WHAT THE TASK REQUIRES: Lines containing the string "osseuse" are to be counted; report the total by itself.

>> start MATERIAL SHOWN

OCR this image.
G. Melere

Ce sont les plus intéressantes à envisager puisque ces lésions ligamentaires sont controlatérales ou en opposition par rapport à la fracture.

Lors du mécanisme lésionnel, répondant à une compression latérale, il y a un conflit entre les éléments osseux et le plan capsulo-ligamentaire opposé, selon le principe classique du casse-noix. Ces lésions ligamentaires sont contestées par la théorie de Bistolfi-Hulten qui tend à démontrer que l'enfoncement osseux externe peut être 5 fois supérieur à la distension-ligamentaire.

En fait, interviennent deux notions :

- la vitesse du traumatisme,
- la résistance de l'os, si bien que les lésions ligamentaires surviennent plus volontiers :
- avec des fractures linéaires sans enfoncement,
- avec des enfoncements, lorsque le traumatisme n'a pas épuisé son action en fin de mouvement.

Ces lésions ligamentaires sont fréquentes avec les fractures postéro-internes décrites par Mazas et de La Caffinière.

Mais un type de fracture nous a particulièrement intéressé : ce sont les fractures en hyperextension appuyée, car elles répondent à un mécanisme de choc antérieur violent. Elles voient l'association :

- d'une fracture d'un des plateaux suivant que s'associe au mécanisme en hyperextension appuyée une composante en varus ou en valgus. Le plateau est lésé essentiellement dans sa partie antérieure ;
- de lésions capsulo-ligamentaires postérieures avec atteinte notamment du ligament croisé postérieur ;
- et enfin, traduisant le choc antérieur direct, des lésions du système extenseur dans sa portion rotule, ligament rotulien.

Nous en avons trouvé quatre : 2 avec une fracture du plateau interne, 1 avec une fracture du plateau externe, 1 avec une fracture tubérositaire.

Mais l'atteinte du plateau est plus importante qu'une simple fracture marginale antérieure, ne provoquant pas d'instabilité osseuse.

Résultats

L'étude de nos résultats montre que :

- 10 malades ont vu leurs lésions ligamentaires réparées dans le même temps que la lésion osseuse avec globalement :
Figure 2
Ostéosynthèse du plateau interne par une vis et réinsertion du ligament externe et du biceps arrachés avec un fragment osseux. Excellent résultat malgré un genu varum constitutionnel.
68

>> end MATERIAL SHOWN

TASK OUTPUT: 2